Your task is to copy every line of the entries that contains "this".

-------- Exercise inputs --------

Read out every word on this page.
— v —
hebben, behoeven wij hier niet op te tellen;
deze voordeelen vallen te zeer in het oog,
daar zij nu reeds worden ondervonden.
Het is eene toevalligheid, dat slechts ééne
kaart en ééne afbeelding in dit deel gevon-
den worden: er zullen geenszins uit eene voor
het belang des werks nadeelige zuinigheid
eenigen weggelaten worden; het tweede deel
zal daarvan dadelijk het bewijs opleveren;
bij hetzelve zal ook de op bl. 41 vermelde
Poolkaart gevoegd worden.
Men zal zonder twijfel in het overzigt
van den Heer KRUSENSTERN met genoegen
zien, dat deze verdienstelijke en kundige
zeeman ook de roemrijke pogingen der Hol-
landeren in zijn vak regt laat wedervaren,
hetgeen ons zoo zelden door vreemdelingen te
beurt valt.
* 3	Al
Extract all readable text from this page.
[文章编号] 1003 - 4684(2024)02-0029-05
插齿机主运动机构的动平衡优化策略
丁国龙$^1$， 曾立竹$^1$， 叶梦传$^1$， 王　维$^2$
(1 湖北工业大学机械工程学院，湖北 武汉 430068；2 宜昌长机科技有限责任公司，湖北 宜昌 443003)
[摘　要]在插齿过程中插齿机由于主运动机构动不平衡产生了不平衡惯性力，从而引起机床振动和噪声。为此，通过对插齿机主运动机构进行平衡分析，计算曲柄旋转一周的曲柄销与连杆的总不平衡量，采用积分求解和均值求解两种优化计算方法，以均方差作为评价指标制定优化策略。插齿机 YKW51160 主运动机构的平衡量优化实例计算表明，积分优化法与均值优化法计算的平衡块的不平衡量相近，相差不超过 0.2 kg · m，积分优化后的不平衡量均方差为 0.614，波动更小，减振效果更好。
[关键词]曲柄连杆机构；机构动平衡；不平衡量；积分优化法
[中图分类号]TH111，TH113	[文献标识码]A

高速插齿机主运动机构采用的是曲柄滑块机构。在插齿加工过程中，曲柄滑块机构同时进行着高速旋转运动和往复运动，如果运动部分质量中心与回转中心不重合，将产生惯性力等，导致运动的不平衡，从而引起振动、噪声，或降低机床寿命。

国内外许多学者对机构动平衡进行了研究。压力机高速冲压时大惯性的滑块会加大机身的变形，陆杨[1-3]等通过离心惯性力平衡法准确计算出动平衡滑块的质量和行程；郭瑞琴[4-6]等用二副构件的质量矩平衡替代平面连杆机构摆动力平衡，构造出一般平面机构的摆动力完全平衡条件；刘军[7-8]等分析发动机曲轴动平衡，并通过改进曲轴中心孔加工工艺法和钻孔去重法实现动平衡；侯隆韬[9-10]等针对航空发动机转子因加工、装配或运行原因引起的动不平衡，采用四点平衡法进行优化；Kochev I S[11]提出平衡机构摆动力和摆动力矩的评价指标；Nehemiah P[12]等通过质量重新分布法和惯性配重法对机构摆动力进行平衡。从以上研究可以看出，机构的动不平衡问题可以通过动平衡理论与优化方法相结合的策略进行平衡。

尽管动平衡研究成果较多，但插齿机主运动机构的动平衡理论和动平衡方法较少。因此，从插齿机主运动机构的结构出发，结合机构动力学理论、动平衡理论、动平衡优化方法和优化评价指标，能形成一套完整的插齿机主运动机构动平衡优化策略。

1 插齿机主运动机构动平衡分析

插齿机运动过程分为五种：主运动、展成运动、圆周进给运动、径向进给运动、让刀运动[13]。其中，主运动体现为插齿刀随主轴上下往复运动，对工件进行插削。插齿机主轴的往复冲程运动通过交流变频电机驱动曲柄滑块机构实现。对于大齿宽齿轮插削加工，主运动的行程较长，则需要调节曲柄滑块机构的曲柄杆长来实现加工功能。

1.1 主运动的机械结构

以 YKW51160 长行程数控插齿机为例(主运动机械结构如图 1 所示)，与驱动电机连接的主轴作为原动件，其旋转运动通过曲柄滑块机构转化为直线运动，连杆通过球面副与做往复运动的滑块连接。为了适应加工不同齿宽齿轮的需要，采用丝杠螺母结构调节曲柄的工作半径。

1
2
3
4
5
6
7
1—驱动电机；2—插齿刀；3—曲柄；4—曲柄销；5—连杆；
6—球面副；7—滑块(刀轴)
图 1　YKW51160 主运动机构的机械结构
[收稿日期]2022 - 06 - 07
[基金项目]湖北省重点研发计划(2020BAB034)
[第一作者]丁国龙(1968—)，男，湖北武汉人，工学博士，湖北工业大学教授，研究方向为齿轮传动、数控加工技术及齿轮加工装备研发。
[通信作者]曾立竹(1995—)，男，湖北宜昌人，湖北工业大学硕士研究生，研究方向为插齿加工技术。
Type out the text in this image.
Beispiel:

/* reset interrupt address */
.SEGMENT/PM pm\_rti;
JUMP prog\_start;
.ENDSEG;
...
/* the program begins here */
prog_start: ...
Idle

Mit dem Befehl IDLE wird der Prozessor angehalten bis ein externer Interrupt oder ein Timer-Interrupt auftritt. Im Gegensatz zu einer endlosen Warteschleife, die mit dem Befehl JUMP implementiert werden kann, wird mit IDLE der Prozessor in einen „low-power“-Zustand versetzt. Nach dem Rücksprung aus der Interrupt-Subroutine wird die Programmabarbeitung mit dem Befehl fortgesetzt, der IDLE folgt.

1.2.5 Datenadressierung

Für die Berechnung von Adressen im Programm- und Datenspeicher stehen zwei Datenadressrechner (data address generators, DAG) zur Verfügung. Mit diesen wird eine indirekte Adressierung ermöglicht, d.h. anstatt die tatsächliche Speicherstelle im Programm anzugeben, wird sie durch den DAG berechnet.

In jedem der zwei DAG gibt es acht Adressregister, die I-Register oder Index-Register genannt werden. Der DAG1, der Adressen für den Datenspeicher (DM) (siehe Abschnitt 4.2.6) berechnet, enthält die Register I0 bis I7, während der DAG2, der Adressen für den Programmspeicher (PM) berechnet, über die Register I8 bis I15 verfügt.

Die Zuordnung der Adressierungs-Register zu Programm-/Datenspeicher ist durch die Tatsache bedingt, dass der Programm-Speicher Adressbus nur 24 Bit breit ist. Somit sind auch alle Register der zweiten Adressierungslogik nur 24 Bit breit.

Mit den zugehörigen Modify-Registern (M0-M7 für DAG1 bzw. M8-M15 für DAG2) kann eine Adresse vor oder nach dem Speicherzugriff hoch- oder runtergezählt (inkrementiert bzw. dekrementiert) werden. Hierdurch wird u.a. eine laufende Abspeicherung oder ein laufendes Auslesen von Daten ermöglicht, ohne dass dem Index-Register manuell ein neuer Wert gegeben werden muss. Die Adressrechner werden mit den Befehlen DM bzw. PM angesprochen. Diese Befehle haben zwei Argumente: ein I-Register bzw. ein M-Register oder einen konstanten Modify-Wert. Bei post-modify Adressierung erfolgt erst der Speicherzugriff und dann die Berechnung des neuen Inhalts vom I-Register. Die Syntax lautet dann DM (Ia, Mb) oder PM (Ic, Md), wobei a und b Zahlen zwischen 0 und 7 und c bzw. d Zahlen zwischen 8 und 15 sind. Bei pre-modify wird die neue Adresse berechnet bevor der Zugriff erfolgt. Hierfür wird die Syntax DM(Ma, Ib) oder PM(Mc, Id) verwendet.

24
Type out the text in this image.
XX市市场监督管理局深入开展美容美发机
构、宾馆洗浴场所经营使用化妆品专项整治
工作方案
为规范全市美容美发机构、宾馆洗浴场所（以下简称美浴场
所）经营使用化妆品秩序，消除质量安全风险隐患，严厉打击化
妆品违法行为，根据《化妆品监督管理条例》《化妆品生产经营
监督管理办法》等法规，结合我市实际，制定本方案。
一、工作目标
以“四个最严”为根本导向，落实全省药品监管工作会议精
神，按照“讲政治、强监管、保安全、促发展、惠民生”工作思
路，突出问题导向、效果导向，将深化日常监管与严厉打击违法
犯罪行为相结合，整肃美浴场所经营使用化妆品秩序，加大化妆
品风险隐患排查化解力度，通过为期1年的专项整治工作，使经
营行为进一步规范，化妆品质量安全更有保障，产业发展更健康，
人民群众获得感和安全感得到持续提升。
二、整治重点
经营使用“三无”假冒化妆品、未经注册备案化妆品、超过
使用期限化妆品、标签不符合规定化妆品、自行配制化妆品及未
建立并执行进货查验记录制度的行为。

--------

> _Output below_
Read out every word on this page.
Extract all readable text from this page.
Type out the text in this image.
Type out the text in this image.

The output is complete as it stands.